Your goal: Pull each line holding the word "learn" from the data.
>> BEGIN Input rows
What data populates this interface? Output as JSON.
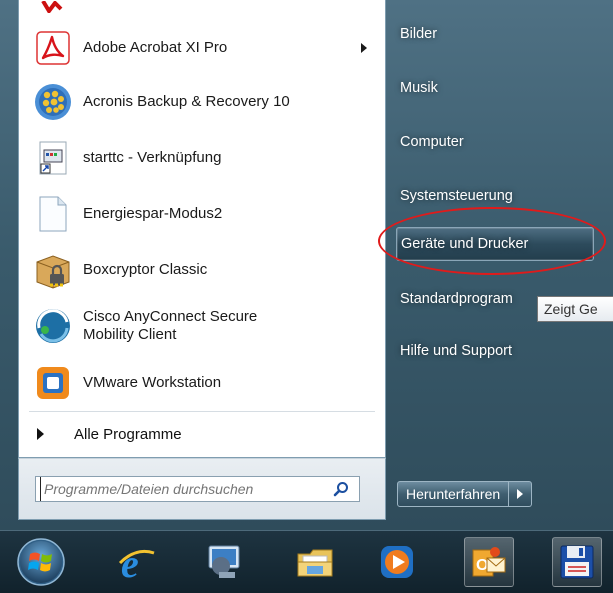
{
  "programs": [
    {
      "label": "Adobe Acrobat XI Pro",
      "icon": "acrobat-icon",
      "has_submenu": true
    },
    {
      "label": "Acronis Backup & Recovery 10",
      "icon": "acronis-icon"
    },
    {
      "label": "starttc - Verknüpfung",
      "icon": "shortcut-icon"
    },
    {
      "label": "Energiespar-Modus2",
      "icon": "document-icon"
    },
    {
      "label": "Boxcryptor Classic",
      "icon": "boxcryptor-icon"
    },
    {
      "label_line1": "Cisco AnyConnect Secure",
      "label_line2": "Mobility Client",
      "icon": "cisco-anyconnect-icon"
    },
    {
      "label": "VMware Workstation",
      "icon": "vmware-icon"
    }
  ],
  "all_programs_label": "Alle Programme",
  "search": {
    "placeholder": "Programme/Dateien durchsuchen"
  },
  "right_items": [
    {
      "label": "Bilder"
    },
    {
      "label": "Musik"
    },
    {
      "label": "Computer"
    },
    {
      "label": "Systemsteuerung"
    },
    {
      "label": "Geräte und Drucker",
      "highlighted": true
    },
    {
      "label": "Standardprogram"
    },
    {
      "label": "Hilfe und Support"
    }
  ],
  "tooltip": "Zeigt Ge",
  "shutdown_label": "Herunterfahren",
  "annotation_color": "#e01b1b",
  "taskbar_icons": [
    "windows-start-icon",
    "internet-explorer-icon",
    "remote-desktop-icon",
    "file-explorer-icon",
    "media-player-icon",
    "outlook-icon",
    "save-disk-icon"
  ]
}
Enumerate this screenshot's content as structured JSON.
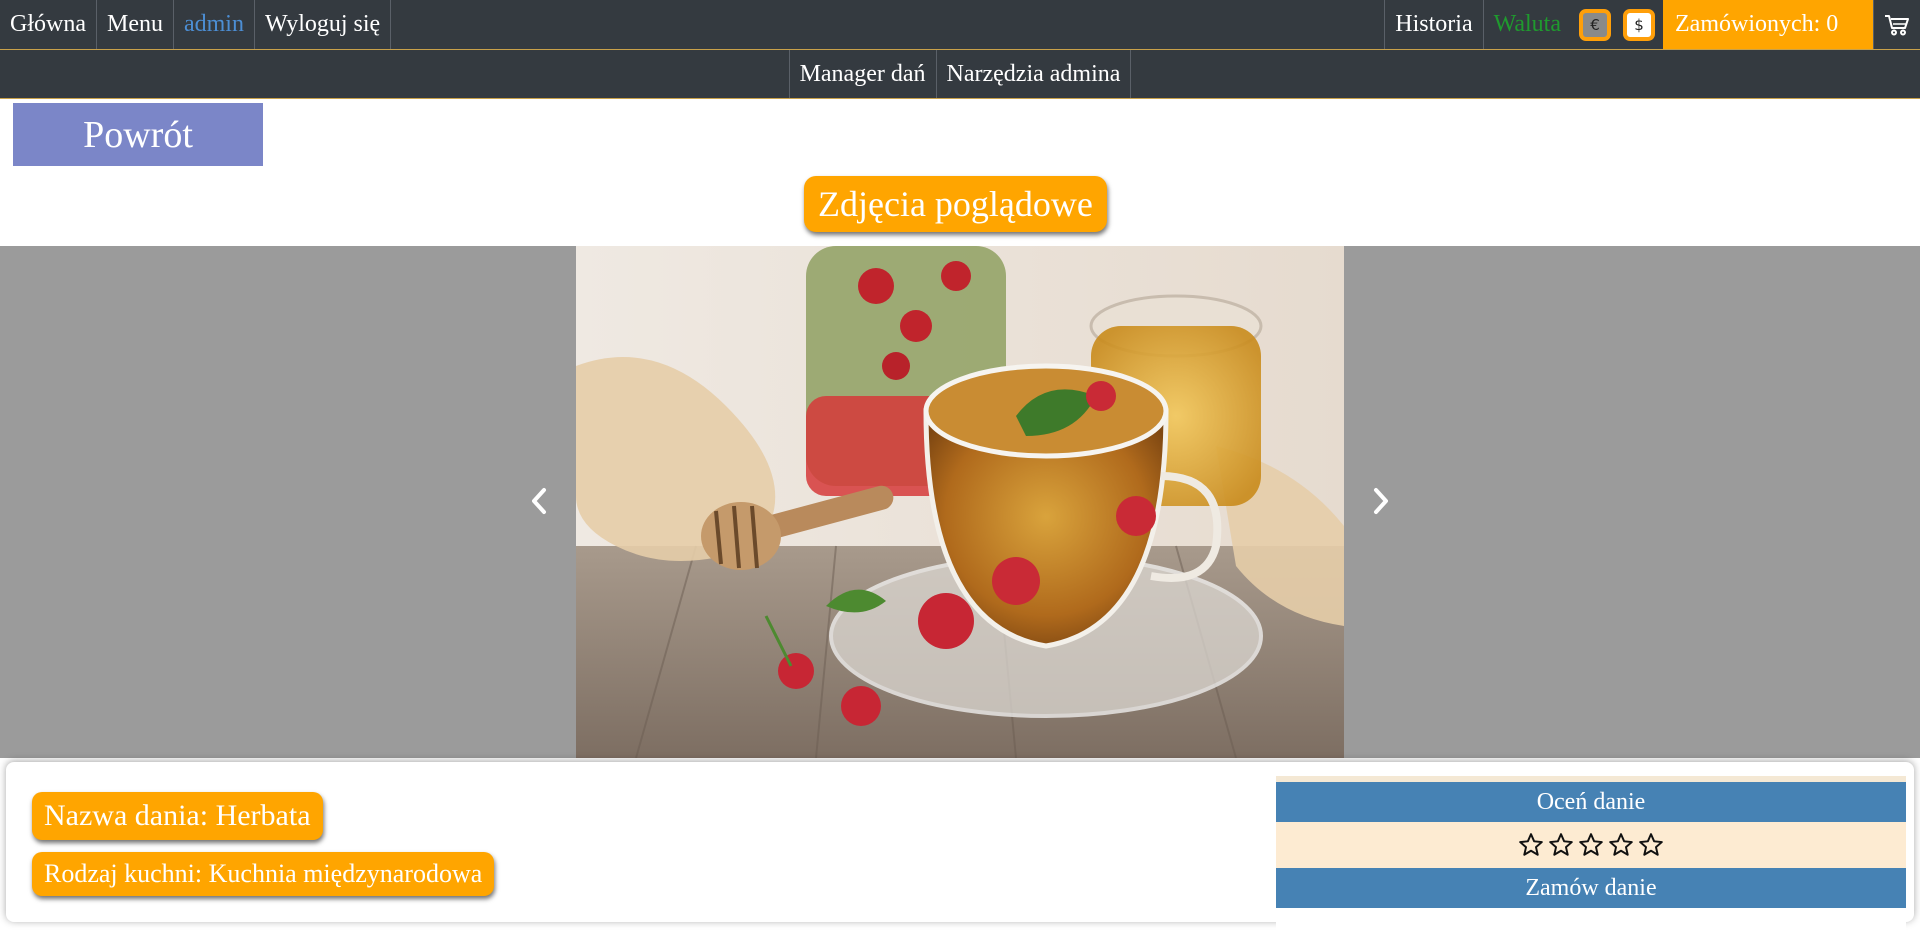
{
  "nav": {
    "home": "Główna",
    "menu": "Menu",
    "user": "admin",
    "logout": "Wyloguj się",
    "history": "Historia",
    "currency_label": "Waluta",
    "currency_euro": "€",
    "currency_dollar": "$",
    "orders": "Zamówionych: 0"
  },
  "subnav": {
    "dish_manager": "Manager dań",
    "admin_tools": "Narzędzia admina"
  },
  "back_button": "Powrót",
  "gallery": {
    "title": "Zdjęcia poglądowe"
  },
  "dish": {
    "name": "Nazwa dania: Herbata",
    "cuisine": "Rodzaj kuchni: Kuchnia międzynarodowa"
  },
  "rating_panel": {
    "rate_header": "Oceń danie",
    "rating_value": 0,
    "rating_max": 5,
    "order_header": "Zamów danie"
  },
  "colors": {
    "navbar": "#343a40",
    "accent_orange": "#ffa500",
    "back_button": "#7b86c8",
    "panel_blue": "#4682b4",
    "panel_cream": "#fdebd2",
    "currency_label": "#1f9a2e",
    "user_link": "#4c8ed4"
  }
}
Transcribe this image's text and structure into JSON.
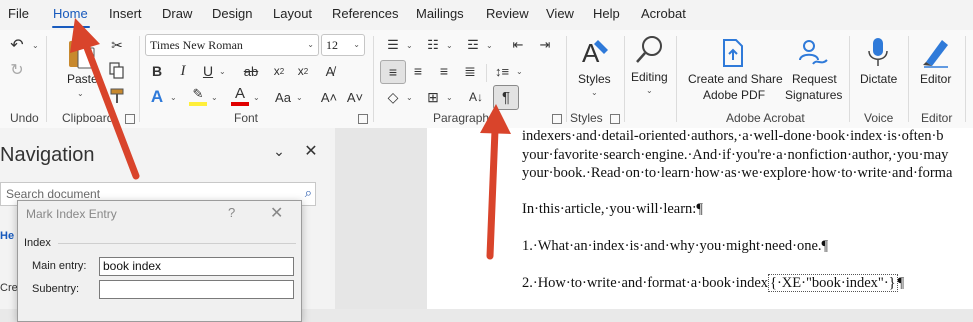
{
  "menubar": {
    "tabs": [
      {
        "label": "File",
        "active": false
      },
      {
        "label": "Home",
        "active": true
      },
      {
        "label": "Insert",
        "active": false
      },
      {
        "label": "Draw",
        "active": false
      },
      {
        "label": "Design",
        "active": false
      },
      {
        "label": "Layout",
        "active": false
      },
      {
        "label": "References",
        "active": false
      },
      {
        "label": "Mailings",
        "active": false
      },
      {
        "label": "Review",
        "active": false
      },
      {
        "label": "View",
        "active": false
      },
      {
        "label": "Help",
        "active": false
      },
      {
        "label": "Acrobat",
        "active": false
      }
    ]
  },
  "ribbon": {
    "groups": {
      "undo": "Undo",
      "clipboard": "Clipboard",
      "font": "Font",
      "paragraph": "Paragraph",
      "styles": "Styles",
      "adobe": "Adobe Acrobat",
      "voice": "Voice",
      "editor": "Editor"
    },
    "paste_label": "Paste",
    "font_name": "Times New Roman",
    "font_size": "12",
    "styles_label": "Styles",
    "editing_label": "Editing",
    "create_share_line1": "Create and Share",
    "create_share_line2": "Adobe PDF",
    "request_line1": "Request",
    "request_line2": "Signatures",
    "dictate_label": "Dictate",
    "editor_label": "Editor",
    "icon_text": {
      "bold": "B",
      "italic": "I",
      "underline": "U",
      "strike": "ab",
      "subscript": "x",
      "subscript_sub": "2",
      "superscript": "x",
      "superscript_sup": "2",
      "case": "Aa",
      "text_effects": "A",
      "font_color": "A",
      "pilcrow": "¶",
      "sort": "A"
    },
    "highlight_color": "#ffef3a",
    "font_color_bar": "#e00000"
  },
  "navigation": {
    "title": "Navigation",
    "search_placeholder": "Search document",
    "peek_tab": "He",
    "peek_text": "Cre"
  },
  "dialog": {
    "title": "Mark Index Entry",
    "help": "?",
    "close": "✕",
    "section": "Index",
    "main_entry_label": "Main entry:",
    "main_entry_value": "book index",
    "subentry_label": "Subentry:",
    "subentry_value": ""
  },
  "document": {
    "line1": "indexers·and·detail-oriented·authors,·a·well-done·book·index·is·often·b",
    "line2": "your·favorite·search·engine.·And·if·you're·a·nonfiction·author,·you·may",
    "line3": "your·book.·Read·on·to·learn·how·as·we·explore·how·to·write·and·forma",
    "line4": "In·this·article,·you·will·learn:¶",
    "line5": "1.·What·an·index·is·and·why·you·might·need·one.¶",
    "line6_pre": "2.·How·to·write·and·format·a·book·index",
    "line6_field": "{·XE·\"book·index\"·}",
    "line6_post": "¶"
  },
  "colors": {
    "accent": "#185abd",
    "arrow": "#d9442b"
  }
}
>> END Input rows
Completed task:
    "line3": "your·book.·Read·on·to·learn·how·as·we·explore·how·to·write·and·forma",
    "line4": "In·this·article,·you·will·learn:¶",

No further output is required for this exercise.